Written problem :: Quote all of the entries word for word.

Material for the task ::
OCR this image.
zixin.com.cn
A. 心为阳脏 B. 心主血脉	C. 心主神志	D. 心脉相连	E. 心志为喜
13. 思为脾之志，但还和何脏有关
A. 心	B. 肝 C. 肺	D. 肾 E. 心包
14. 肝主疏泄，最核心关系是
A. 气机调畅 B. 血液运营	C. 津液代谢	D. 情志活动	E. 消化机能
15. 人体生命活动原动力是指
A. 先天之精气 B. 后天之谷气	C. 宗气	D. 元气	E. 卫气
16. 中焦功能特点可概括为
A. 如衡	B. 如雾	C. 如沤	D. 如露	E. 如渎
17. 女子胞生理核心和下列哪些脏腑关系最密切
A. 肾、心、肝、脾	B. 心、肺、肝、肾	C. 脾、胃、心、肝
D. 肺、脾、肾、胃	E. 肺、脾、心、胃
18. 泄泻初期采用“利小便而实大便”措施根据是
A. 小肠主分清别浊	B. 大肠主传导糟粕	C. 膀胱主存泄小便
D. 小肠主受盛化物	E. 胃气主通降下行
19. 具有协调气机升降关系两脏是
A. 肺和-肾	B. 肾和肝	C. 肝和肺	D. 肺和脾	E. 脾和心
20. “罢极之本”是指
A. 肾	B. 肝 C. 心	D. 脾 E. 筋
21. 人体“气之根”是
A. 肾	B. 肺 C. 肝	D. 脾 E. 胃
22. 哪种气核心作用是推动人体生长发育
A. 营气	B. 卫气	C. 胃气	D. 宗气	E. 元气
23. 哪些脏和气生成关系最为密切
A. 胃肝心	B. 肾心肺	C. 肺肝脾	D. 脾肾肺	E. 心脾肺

Exercise result ::
OCR this image.
zixin.com.cn
A. 心为阳脏 B. 心主血脉	C. 心主神志	D. 心脉相连	E. 心志为喜
13. 思为脾之志，但还和何脏有关
A. 心	B. 肝 C. 肺	D. 肾 E. 心包
14. 肝主疏泄，最核心关系是
A. 气机调畅 B. 血液运营	C. 津液代谢	D. 情志活动	E. 消化机能
15. 人体生命活动原动力是指
A. 先天之精气 B. 后天之谷气	C. 宗气	D. 元气	E. 卫气
16. 中焦功能特点可概括为
A. 如衡	B. 如雾	C. 如沤	D. 如露	E. 如渎
17. 女子胞生理核心和下列哪些脏腑关系最密切
A. 肾、心、肝、脾	B. 心、肺、肝、肾	C. 脾、胃、心、肝
D. 肺、脾、肾、胃	E. 肺、脾、心、胃
18. 泄泻初期采用“利小便而实大便”措施根据是
A. 小肠主分清别浊	B. 大肠主传导糟粕	C. 膀胱主存泄小便
D. 小肠主受盛化物	E. 胃气主通降下行
19. 具有协调气机升降关系两脏是
A. 肺和-肾	B. 肾和肝	C. 肝和肺	D. 肺和脾	E. 脾和心
20. “罢极之本”是指
A. 肾	B. 肝 C. 心	D. 脾 E. 筋
21. 人体“气之根”是
A. 肾	B. 肺 C. 肝	D. 脾 E. 胃
22. 哪种气核心作用是推动人体生长发育
A. 营气	B. 卫气	C. 胃气	D. 宗气	E. 元气
23. 哪些脏和气生成关系最为密切
A. 胃肝心	B. 肾心肺	C. 肺肝脾	D. 脾肾肺	E. 心脾肺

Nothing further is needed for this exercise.